→ **THE TASK**
Give the entries again, word for word.

* begin RECORDS SHOWN *

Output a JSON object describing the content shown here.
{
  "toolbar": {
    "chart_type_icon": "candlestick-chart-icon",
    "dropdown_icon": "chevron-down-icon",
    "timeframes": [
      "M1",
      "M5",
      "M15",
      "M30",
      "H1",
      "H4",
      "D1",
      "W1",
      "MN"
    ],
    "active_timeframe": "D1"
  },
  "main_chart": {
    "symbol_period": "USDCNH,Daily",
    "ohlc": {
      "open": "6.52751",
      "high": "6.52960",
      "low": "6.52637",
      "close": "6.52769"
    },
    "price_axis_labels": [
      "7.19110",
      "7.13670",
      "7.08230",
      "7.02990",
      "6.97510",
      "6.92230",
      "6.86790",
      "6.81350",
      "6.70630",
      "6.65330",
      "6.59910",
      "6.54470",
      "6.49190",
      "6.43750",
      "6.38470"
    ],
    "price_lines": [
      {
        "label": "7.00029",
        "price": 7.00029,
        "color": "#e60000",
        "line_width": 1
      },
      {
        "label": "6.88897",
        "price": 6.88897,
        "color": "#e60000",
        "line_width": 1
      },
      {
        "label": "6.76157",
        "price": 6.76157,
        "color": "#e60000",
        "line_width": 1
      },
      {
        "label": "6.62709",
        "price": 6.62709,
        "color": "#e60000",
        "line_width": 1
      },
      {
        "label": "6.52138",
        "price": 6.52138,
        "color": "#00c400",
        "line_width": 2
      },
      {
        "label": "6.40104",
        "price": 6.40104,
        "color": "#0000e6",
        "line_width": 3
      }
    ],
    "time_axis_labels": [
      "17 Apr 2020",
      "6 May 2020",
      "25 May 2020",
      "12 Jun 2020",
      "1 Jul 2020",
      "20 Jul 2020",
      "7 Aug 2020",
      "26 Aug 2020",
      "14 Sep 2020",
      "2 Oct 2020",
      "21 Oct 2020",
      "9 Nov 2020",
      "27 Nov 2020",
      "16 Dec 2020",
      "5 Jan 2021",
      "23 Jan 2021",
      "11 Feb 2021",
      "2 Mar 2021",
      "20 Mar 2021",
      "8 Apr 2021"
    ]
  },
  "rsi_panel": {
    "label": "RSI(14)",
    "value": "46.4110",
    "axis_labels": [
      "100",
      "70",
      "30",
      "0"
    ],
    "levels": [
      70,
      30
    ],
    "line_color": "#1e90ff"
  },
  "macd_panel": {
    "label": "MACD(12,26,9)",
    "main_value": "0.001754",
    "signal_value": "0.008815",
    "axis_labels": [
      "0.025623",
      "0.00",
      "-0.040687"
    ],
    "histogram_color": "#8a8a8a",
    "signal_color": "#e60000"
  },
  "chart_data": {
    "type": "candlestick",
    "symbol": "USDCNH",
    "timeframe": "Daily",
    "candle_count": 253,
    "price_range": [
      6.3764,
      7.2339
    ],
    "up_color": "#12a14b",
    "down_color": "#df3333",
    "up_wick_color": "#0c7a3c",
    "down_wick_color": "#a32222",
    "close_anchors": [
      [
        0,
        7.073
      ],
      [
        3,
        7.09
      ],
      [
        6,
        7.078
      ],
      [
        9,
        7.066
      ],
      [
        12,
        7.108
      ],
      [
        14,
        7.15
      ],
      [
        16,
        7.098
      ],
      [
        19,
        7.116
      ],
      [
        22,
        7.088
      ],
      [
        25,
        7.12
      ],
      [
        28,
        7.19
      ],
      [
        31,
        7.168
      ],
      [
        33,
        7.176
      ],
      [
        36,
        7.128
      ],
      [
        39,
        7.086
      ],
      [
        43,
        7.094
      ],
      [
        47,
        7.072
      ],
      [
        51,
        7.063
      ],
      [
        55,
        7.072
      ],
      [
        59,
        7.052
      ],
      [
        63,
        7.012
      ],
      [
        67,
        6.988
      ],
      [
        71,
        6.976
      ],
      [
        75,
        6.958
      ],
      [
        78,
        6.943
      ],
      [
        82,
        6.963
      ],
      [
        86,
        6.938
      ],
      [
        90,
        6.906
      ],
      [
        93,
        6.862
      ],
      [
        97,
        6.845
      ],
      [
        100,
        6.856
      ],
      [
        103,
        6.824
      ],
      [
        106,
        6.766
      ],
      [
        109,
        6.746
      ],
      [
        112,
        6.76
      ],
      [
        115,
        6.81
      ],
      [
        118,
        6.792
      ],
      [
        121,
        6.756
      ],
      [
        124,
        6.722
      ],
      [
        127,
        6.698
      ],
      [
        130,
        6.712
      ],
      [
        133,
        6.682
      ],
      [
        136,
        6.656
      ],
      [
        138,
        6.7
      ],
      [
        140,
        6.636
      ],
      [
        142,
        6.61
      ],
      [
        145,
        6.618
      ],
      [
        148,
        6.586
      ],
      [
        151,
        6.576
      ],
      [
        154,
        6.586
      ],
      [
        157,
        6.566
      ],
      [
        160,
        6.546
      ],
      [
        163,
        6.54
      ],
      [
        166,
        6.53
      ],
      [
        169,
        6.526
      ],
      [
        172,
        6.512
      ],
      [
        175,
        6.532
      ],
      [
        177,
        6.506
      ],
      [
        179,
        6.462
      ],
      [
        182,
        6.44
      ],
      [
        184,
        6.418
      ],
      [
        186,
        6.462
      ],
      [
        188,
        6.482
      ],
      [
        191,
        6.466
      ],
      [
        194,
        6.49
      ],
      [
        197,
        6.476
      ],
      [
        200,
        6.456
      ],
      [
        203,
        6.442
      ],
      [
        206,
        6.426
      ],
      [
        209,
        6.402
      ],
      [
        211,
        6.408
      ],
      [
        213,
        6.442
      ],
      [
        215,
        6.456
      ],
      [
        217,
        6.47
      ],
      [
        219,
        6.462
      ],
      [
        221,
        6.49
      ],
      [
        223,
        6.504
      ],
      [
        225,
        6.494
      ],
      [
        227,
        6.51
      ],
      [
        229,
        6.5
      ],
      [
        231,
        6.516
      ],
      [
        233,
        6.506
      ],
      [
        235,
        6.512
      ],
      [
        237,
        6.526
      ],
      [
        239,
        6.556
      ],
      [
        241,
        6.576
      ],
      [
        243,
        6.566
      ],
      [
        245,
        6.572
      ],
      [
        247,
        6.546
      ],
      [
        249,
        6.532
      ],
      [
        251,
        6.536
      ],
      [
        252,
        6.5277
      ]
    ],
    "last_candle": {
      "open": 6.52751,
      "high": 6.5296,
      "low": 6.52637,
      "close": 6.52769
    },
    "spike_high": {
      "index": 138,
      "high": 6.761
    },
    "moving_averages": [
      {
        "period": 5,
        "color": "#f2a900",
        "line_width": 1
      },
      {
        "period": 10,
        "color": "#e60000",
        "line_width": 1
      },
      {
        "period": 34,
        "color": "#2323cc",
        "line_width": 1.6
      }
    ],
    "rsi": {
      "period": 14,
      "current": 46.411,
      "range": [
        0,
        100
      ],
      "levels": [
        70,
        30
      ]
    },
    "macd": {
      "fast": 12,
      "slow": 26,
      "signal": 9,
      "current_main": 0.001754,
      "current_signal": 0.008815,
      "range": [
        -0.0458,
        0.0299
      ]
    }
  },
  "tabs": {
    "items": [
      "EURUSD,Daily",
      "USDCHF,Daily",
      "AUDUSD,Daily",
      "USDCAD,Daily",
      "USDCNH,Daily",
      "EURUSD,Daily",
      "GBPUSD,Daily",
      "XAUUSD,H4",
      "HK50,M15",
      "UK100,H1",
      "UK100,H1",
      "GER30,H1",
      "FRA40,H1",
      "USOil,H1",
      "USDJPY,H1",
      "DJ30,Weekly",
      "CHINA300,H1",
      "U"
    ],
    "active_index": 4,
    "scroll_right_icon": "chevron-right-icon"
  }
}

* end RECORDS SHOWN *

→ **TASK OUTPUT**
Output a JSON object describing the content shown here.
{
  "toolbar": {
    "chart_type_icon": "candlestick-chart-icon",
    "dropdown_icon": "chevron-down-icon",
    "timeframes": [
      "M1",
      "M5",
      "M15",
      "M30",
      "H1",
      "H4",
      "D1",
      "W1",
      "MN"
    ],
    "active_timeframe": "D1"
  },
  "main_chart": {
    "symbol_period": "USDCNH,Daily",
    "ohlc": {
      "open": "6.52751",
      "high": "6.52960",
      "low": "6.52637",
      "close": "6.52769"
    },
    "price_axis_labels": [
      "7.19110",
      "7.13670",
      "7.08230",
      "7.02990",
      "6.97510",
      "6.92230",
      "6.86790",
      "6.81350",
      "6.70630",
      "6.65330",
      "6.59910",
      "6.54470",
      "6.49190",
      "6.43750",
      "6.38470"
    ],
    "price_lines": [
      {
        "label": "7.00029",
        "price": 7.00029,
        "color": "#e60000",
        "line_width": 1
      },
      {
        "label": "6.88897",
        "price": 6.88897,
        "color": "#e60000",
        "line_width": 1
      },
      {
        "label": "6.76157",
        "price": 6.76157,
        "color": "#e60000",
        "line_width": 1
      },
      {
        "label": "6.62709",
        "price": 6.62709,
        "color": "#e60000",
        "line_width": 1
      },
      {
        "label": "6.52138",
        "price": 6.52138,
        "color": "#00c400",
        "line_width": 2
      },
      {
        "label": "6.40104",
        "price": 6.40104,
        "color": "#0000e6",
        "line_width": 3
      }
    ],
    "time_axis_labels": [
      "17 Apr 2020",
      "6 May 2020",
      "25 May 2020",
      "12 Jun 2020",
      "1 Jul 2020",
      "20 Jul 2020",
      "7 Aug 2020",
      "26 Aug 2020",
      "14 Sep 2020",
      "2 Oct 2020",
      "21 Oct 2020",
      "9 Nov 2020",
      "27 Nov 2020",
      "16 Dec 2020",
      "5 Jan 2021",
      "23 Jan 2021",
      "11 Feb 2021",
      "2 Mar 2021",
      "20 Mar 2021",
      "8 Apr 2021"
    ]
  },
  "rsi_panel": {
    "label": "RSI(14)",
    "value": "46.4110",
    "axis_labels": [
      "100",
      "70",
      "30",
      "0"
    ],
    "levels": [
      70,
      30
    ],
    "line_color": "#1e90ff"
  },
  "macd_panel": {
    "label": "MACD(12,26,9)",
    "main_value": "0.001754",
    "signal_value": "0.008815",
    "axis_labels": [
      "0.025623",
      "0.00",
      "-0.040687"
    ],
    "histogram_color": "#8a8a8a",
    "signal_color": "#e60000"
  },
  "chart_data": {
    "type": "candlestick",
    "symbol": "USDCNH",
    "timeframe": "Daily",
    "candle_count": 253,
    "price_range": [
      6.3764,
      7.2339
    ],
    "up_color": "#12a14b",
    "down_color": "#df3333",
    "up_wick_color": "#0c7a3c",
    "down_wick_color": "#a32222",
    "close_anchors": [
      [
        0,
        7.073
      ],
      [
        3,
        7.09
      ],
      [
        6,
        7.078
      ],
      [
        9,
        7.066
      ],
      [
        12,
        7.108
      ],
      [
        14,
        7.15
      ],
      [
        16,
        7.098
      ],
      [
        19,
        7.116
      ],
      [
        22,
        7.088
      ],
      [
        25,
        7.12
      ],
      [
        28,
        7.19
      ],
      [
        31,
        7.168
      ],
      [
        33,
        7.176
      ],
      [
        36,
        7.128
      ],
      [
        39,
        7.086
      ],
      [
        43,
        7.094
      ],
      [
        47,
        7.072
      ],
      [
        51,
        7.063
      ],
      [
        55,
        7.072
      ],
      [
        59,
        7.052
      ],
      [
        63,
        7.012
      ],
      [
        67,
        6.988
      ],
      [
        71,
        6.976
      ],
      [
        75,
        6.958
      ],
      [
        78,
        6.943
      ],
      [
        82,
        6.963
      ],
      [
        86,
        6.938
      ],
      [
        90,
        6.906
      ],
      [
        93,
        6.862
      ],
      [
        97,
        6.845
      ],
      [
        100,
        6.856
      ],
      [
        103,
        6.824
      ],
      [
        106,
        6.766
      ],
      [
        109,
        6.746
      ],
      [
        112,
        6.76
      ],
      [
        115,
        6.81
      ],
      [
        118,
        6.792
      ],
      [
        121,
        6.756
      ],
      [
        124,
        6.722
      ],
      [
        127,
        6.698
      ],
      [
        130,
        6.712
      ],
      [
        133,
        6.682
      ],
      [
        136,
        6.656
      ],
      [
        138,
        6.7
      ],
      [
        140,
        6.636
      ],
      [
        142,
        6.61
      ],
      [
        145,
        6.618
      ],
      [
        148,
        6.586
      ],
      [
        151,
        6.576
      ],
      [
        154,
        6.586
      ],
      [
        157,
        6.566
      ],
      [
        160,
        6.546
      ],
      [
        163,
        6.54
      ],
      [
        166,
        6.53
      ],
      [
        169,
        6.526
      ],
      [
        172,
        6.512
      ],
      [
        175,
        6.532
      ],
      [
        177,
        6.506
      ],
      [
        179,
        6.462
      ],
      [
        182,
        6.44
      ],
      [
        184,
        6.418
      ],
      [
        186,
        6.462
      ],
      [
        188,
        6.482
      ],
      [
        191,
        6.466
      ],
      [
        194,
        6.49
      ],
      [
        197,
        6.476
      ],
      [
        200,
        6.456
      ],
      [
        203,
        6.442
      ],
      [
        206,
        6.426
      ],
      [
        209,
        6.402
      ],
      [
        211,
        6.408
      ],
      [
        213,
        6.442
      ],
      [
        215,
        6.456
      ],
      [
        217,
        6.47
      ],
      [
        219,
        6.462
      ],
      [
        221,
        6.49
      ],
      [
        223,
        6.504
      ],
      [
        225,
        6.494
      ],
      [
        227,
        6.51
      ],
      [
        229,
        6.5
      ],
      [
        231,
        6.516
      ],
      [
        233,
        6.506
      ],
      [
        235,
        6.512
      ],
      [
        237,
        6.526
      ],
      [
        239,
        6.556
      ],
      [
        241,
        6.576
      ],
      [
        243,
        6.566
      ],
      [
        245,
        6.572
      ],
      [
        247,
        6.546
      ],
      [
        249,
        6.532
      ],
      [
        251,
        6.536
      ],
      [
        252,
        6.5277
      ]
    ],
    "last_candle": {
      "open": 6.52751,
      "high": 6.5296,
      "low": 6.52637,
      "close": 6.52769
    },
    "spike_high": {
      "index": 138,
      "high": 6.761
    },
    "moving_averages": [
      {
        "period": 5,
        "color": "#f2a900",
        "line_width": 1
      },
      {
        "period": 10,
        "color": "#e60000",
        "line_width": 1
      },
      {
        "period": 34,
        "color": "#2323cc",
        "line_width": 1.6
      }
    ],
    "rsi": {
      "period": 14,
      "current": 46.411,
      "range": [
        0,
        100
      ],
      "levels": [
        70,
        30
      ]
    },
    "macd": {
      "fast": 12,
      "slow": 26,
      "signal": 9,
      "current_main": 0.001754,
      "current_signal": 0.008815,
      "range": [
        -0.0458,
        0.0299
      ]
    }
  },
  "tabs": {
    "items": [
      "EURUSD,Daily",
      "USDCHF,Daily",
      "AUDUSD,Daily",
      "USDCAD,Daily",
      "USDCNH,Daily",
      "EURUSD,Daily",
      "GBPUSD,Daily",
      "XAUUSD,H4",
      "HK50,M15",
      "UK100,H1",
      "UK100,H1",
      "GER30,H1",
      "FRA40,H1",
      "USOil,H1",
      "USDJPY,H1",
      "DJ30,Weekly",
      "CHINA300,H1",
      "U"
    ],
    "active_index": 4,
    "scroll_right_icon": "chevron-right-icon"
  }
}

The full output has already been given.